Data records:
======

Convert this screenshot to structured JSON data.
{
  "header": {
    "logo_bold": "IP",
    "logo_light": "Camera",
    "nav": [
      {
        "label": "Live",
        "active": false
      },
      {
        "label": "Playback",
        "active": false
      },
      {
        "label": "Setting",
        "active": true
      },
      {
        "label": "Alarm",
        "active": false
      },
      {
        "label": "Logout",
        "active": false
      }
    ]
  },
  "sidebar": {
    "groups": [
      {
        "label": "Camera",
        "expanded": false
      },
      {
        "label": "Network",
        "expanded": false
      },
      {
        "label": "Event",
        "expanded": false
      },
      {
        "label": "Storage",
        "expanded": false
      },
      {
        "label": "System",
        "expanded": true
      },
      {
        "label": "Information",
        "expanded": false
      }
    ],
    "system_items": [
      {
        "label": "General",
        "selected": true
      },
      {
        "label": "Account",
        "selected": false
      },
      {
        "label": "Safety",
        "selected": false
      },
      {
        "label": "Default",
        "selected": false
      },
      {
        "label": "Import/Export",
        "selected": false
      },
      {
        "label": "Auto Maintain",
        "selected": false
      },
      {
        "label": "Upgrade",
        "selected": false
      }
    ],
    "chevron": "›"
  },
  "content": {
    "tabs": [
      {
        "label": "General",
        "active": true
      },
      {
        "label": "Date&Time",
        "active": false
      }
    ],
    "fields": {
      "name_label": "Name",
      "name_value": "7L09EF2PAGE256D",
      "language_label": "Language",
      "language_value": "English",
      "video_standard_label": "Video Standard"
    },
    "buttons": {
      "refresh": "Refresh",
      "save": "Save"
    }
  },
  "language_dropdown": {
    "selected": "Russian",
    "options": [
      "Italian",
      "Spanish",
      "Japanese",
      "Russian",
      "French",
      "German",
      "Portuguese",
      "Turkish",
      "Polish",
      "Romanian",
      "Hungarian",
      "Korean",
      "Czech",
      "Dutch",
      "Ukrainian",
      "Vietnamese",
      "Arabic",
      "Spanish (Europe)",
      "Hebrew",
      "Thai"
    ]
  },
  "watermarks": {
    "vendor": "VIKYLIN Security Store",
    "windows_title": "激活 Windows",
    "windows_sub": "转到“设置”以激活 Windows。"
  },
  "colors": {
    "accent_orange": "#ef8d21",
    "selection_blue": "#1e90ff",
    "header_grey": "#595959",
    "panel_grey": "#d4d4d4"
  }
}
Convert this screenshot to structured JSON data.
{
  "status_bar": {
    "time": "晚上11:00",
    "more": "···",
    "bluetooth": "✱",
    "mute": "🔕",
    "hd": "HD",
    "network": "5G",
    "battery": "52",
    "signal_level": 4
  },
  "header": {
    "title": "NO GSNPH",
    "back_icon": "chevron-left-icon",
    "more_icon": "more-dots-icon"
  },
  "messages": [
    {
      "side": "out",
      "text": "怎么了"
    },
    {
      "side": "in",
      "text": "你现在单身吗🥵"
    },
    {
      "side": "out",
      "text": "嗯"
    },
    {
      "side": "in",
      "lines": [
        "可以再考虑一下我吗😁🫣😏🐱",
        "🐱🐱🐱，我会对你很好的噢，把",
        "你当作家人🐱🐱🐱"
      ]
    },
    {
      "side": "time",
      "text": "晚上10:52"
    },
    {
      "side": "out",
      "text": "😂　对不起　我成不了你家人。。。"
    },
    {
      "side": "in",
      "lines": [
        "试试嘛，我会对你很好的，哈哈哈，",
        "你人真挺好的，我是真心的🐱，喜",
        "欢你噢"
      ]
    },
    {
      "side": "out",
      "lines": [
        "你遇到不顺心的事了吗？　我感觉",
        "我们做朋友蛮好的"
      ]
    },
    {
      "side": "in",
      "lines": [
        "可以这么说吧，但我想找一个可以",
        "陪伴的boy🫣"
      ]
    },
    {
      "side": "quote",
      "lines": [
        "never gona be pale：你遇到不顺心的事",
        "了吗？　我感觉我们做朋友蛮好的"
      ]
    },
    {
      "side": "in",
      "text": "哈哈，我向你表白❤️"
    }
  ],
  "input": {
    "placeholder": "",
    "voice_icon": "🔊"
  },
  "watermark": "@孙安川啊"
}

======

■ **STATED PROBLEM**
Return the whole listing exactly, with every line included.

■ **WORKED ANSWER**
Convert this screenshot to structured JSON data.
{
  "header": {
    "logo_bold": "IP",
    "logo_light": "Camera",
    "nav": [
      {
        "label": "Live",
        "active": false
      },
      {
        "label": "Playback",
        "active": false
      },
      {
        "label": "Setting",
        "active": true
      },
      {
        "label": "Alarm",
        "active": false
      },
      {
        "label": "Logout",
        "active": false
      }
    ]
  },
  "sidebar": {
    "groups": [
      {
        "label": "Camera",
        "expanded": false
      },
      {
        "label": "Network",
        "expanded": false
      },
      {
        "label": "Event",
        "expanded": false
      },
      {
        "label": "Storage",
        "expanded": false
      },
      {
        "label": "System",
        "expanded": true
      },
      {
        "label": "Information",
        "expanded": false
      }
    ],
    "system_items": [
      {
        "label": "General",
        "selected": true
      },
      {
        "label": "Account",
        "selected": false
      },
      {
        "label": "Safety",
        "selected": false
      },
      {
        "label": "Default",
        "selected": false
      },
      {
        "label": "Import/Export",
        "selected": false
      },
      {
        "label": "Auto Maintain",
        "selected": false
      },
      {
        "label": "Upgrade",
        "selected": false
      }
    ],
    "chevron": "›"
  },
  "content": {
    "tabs": [
      {
        "label": "General",
        "active": true
      },
      {
        "label": "Date&Time",
        "active": false
      }
    ],
    "fields": {
      "name_label": "Name",
      "name_value": "7L09EF2PAGE256D",
      "language_label": "Language",
      "language_value": "English",
      "video_standard_label": "Video Standard"
    },
    "buttons": {
      "refresh": "Refresh",
      "save": "Save"
    }
  },
  "language_dropdown": {
    "selected": "Russian",
    "options": [
      "Italian",
      "Spanish",
      "Japanese",
      "Russian",
      "French",
      "German",
      "Portuguese",
      "Turkish",
      "Polish",
      "Romanian",
      "Hungarian",
      "Korean",
      "Czech",
      "Dutch",
      "Ukrainian",
      "Vietnamese",
      "Arabic",
      "Spanish (Europe)",
      "Hebrew",
      "Thai"
    ]
  },
  "watermarks": {
    "vendor": "VIKYLIN Security Store",
    "windows_title": "激活 Windows",
    "windows_sub": "转到“设置”以激活 Windows。"
  },
  "colors": {
    "accent_orange": "#ef8d21",
    "selection_blue": "#1e90ff",
    "header_grey": "#595959",
    "panel_grey": "#d4d4d4"
  }
}
Convert this screenshot to structured JSON data.
{
  "status_bar": {
    "time": "晚上11:00",
    "more": "···",
    "bluetooth": "✱",
    "mute": "🔕",
    "hd": "HD",
    "network": "5G",
    "battery": "52",
    "signal_level": 4
  },
  "header": {
    "title": "NO GSNPH",
    "back_icon": "chevron-left-icon",
    "more_icon": "more-dots-icon"
  },
  "messages": [
    {
      "side": "out",
      "text": "怎么了"
    },
    {
      "side": "in",
      "text": "你现在单身吗🥵"
    },
    {
      "side": "out",
      "text": "嗯"
    },
    {
      "side": "in",
      "lines": [
        "可以再考虑一下我吗😁🫣😏🐱",
        "🐱🐱🐱，我会对你很好的噢，把",
        "你当作家人🐱🐱🐱"
      ]
    },
    {
      "side": "time",
      "text": "晚上10:52"
    },
    {
      "side": "out",
      "text": "😂　对不起　我成不了你家人。。。"
    },
    {
      "side": "in",
      "lines": [
        "试试嘛，我会对你很好的，哈哈哈，",
        "你人真挺好的，我是真心的🐱，喜",
        "欢你噢"
      ]
    },
    {
      "side": "out",
      "lines": [
        "你遇到不顺心的事了吗？　我感觉",
        "我们做朋友蛮好的"
      ]
    },
    {
      "side": "in",
      "lines": [
        "可以这么说吧，但我想找一个可以",
        "陪伴的boy🫣"
      ]
    },
    {
      "side": "quote",
      "lines": [
        "never gona be pale：你遇到不顺心的事",
        "了吗？　我感觉我们做朋友蛮好的"
      ]
    },
    {
      "side": "in",
      "text": "哈哈，我向你表白❤️"
    }
  ],
  "input": {
    "placeholder": "",
    "voice_icon": "🔊"
  },
  "watermark": "@孙安川啊"
}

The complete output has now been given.